§ **Written problem**: Every line of the material is to be repeated exactly as it stands.

§ **Material for this task**:
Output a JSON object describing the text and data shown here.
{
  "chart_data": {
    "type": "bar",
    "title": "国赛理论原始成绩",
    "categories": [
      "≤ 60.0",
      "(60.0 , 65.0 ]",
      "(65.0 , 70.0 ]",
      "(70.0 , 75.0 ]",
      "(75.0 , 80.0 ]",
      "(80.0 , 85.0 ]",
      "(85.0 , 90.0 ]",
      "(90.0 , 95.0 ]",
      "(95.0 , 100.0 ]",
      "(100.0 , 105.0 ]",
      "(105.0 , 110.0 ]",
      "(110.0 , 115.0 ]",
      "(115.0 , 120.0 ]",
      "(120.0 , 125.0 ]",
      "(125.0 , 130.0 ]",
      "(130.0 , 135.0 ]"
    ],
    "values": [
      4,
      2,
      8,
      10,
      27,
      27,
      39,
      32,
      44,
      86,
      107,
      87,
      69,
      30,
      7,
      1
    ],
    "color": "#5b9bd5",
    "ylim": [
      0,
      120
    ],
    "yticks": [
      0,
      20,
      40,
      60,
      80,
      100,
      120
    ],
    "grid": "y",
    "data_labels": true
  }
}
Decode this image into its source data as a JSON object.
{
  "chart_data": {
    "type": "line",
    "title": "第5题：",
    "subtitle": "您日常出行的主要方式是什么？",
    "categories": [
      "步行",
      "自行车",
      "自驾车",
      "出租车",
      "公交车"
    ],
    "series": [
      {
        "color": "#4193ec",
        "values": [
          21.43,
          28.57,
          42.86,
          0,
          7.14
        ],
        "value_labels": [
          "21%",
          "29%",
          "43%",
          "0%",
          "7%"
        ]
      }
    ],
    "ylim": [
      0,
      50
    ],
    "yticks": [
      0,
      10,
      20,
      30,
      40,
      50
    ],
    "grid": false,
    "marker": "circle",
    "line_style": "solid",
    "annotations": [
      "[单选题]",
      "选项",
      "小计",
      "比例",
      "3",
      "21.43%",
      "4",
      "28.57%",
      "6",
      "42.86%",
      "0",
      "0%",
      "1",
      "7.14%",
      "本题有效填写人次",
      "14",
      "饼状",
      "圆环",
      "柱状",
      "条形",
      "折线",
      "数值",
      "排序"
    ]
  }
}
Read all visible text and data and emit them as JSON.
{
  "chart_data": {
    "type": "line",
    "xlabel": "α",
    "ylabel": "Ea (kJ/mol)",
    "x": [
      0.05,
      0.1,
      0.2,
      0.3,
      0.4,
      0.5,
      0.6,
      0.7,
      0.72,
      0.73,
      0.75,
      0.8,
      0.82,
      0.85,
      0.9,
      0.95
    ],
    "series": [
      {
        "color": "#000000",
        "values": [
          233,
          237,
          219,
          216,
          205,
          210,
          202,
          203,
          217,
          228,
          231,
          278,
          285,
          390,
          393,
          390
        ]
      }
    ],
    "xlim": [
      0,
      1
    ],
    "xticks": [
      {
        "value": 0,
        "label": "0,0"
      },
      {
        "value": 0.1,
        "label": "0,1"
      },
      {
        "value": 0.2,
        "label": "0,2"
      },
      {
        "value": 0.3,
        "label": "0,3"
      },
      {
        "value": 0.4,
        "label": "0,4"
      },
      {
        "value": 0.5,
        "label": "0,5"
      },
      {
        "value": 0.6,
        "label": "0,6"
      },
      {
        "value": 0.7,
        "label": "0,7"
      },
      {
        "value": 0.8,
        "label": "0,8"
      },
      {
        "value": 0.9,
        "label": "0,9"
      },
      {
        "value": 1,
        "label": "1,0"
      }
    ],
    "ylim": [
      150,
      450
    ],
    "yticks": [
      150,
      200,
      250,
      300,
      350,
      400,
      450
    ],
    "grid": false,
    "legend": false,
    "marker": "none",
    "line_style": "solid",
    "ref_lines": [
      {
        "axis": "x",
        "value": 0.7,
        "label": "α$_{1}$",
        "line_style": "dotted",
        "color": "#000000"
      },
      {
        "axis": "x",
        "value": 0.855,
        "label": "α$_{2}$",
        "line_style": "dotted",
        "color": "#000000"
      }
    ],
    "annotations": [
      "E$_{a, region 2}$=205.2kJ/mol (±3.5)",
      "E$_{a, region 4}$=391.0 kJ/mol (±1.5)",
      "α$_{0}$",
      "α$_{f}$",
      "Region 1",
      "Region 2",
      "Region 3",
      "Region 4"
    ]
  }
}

§ **Output below**:
Output a JSON object describing the text and data shown here.
{
  "chart_data": {
    "type": "bar",
    "title": "国赛理论原始成绩",
    "categories": [
      "≤ 60.0",
      "(60.0 , 65.0 ]",
      "(65.0 , 70.0 ]",
      "(70.0 , 75.0 ]",
      "(75.0 , 80.0 ]",
      "(80.0 , 85.0 ]",
      "(85.0 , 90.0 ]",
      "(90.0 , 95.0 ]",
      "(95.0 , 100.0 ]",
      "(100.0 , 105.0 ]",
      "(105.0 , 110.0 ]",
      "(110.0 , 115.0 ]",
      "(115.0 , 120.0 ]",
      "(120.0 , 125.0 ]",
      "(125.0 , 130.0 ]",
      "(130.0 , 135.0 ]"
    ],
    "values": [
      4,
      2,
      8,
      10,
      27,
      27,
      39,
      32,
      44,
      86,
      107,
      87,
      69,
      30,
      7,
      1
    ],
    "color": "#5b9bd5",
    "ylim": [
      0,
      120
    ],
    "yticks": [
      0,
      20,
      40,
      60,
      80,
      100,
      120
    ],
    "grid": "y",
    "data_labels": true
  }
}
Decode this image into its source data as a JSON object.
{
  "chart_data": {
    "type": "line",
    "title": "第5题：",
    "subtitle": "您日常出行的主要方式是什么？",
    "categories": [
      "步行",
      "自行车",
      "自驾车",
      "出租车",
      "公交车"
    ],
    "series": [
      {
        "color": "#4193ec",
        "values": [
          21.43,
          28.57,
          42.86,
          0,
          7.14
        ],
        "value_labels": [
          "21%",
          "29%",
          "43%",
          "0%",
          "7%"
        ]
      }
    ],
    "ylim": [
      0,
      50
    ],
    "yticks": [
      0,
      10,
      20,
      30,
      40,
      50
    ],
    "grid": false,
    "marker": "circle",
    "line_style": "solid",
    "annotations": [
      "[单选题]",
      "选项",
      "小计",
      "比例",
      "3",
      "21.43%",
      "4",
      "28.57%",
      "6",
      "42.86%",
      "0",
      "0%",
      "1",
      "7.14%",
      "本题有效填写人次",
      "14",
      "饼状",
      "圆环",
      "柱状",
      "条形",
      "折线",
      "数值",
      "排序"
    ]
  }
}
Read all visible text and data and emit them as JSON.
{
  "chart_data": {
    "type": "line",
    "xlabel": "α",
    "ylabel": "Ea (kJ/mol)",
    "x": [
      0.05,
      0.1,
      0.2,
      0.3,
      0.4,
      0.5,
      0.6,
      0.7,
      0.72,
      0.73,
      0.75,
      0.8,
      0.82,
      0.85,
      0.9,
      0.95
    ],
    "series": [
      {
        "color": "#000000",
        "values": [
          233,
          237,
          219,
          216,
          205,
          210,
          202,
          203,
          217,
          228,
          231,
          278,
          285,
          390,
          393,
          390
        ]
      }
    ],
    "xlim": [
      0,
      1
    ],
    "xticks": [
      {
        "value": 0,
        "label": "0,0"
      },
      {
        "value": 0.1,
        "label": "0,1"
      },
      {
        "value": 0.2,
        "label": "0,2"
      },
      {
        "value": 0.3,
        "label": "0,3"
      },
      {
        "value": 0.4,
        "label": "0,4"
      },
      {
        "value": 0.5,
        "label": "0,5"
      },
      {
        "value": 0.6,
        "label": "0,6"
      },
      {
        "value": 0.7,
        "label": "0,7"
      },
      {
        "value": 0.8,
        "label": "0,8"
      },
      {
        "value": 0.9,
        "label": "0,9"
      },
      {
        "value": 1,
        "label": "1,0"
      }
    ],
    "ylim": [
      150,
      450
    ],
    "yticks": [
      150,
      200,
      250,
      300,
      350,
      400,
      450
    ],
    "grid": false,
    "legend": false,
    "marker": "none",
    "line_style": "solid",
    "ref_lines": [
      {
        "axis": "x",
        "value": 0.7,
        "label": "α$_{1}$",
        "line_style": "dotted",
        "color": "#000000"
      },
      {
        "axis": "x",
        "value": 0.855,
        "label": "α$_{2}$",
        "line_style": "dotted",
        "color": "#000000"
      }
    ],
    "annotations": [
      "E$_{a, region 2}$=205.2kJ/mol (±3.5)",
      "E$_{a, region 4}$=391.0 kJ/mol (±1.5)",
      "α$_{0}$",
      "α$_{f}$",
      "Region 1",
      "Region 2",
      "Region 3",
      "Region 4"
    ]
  }
}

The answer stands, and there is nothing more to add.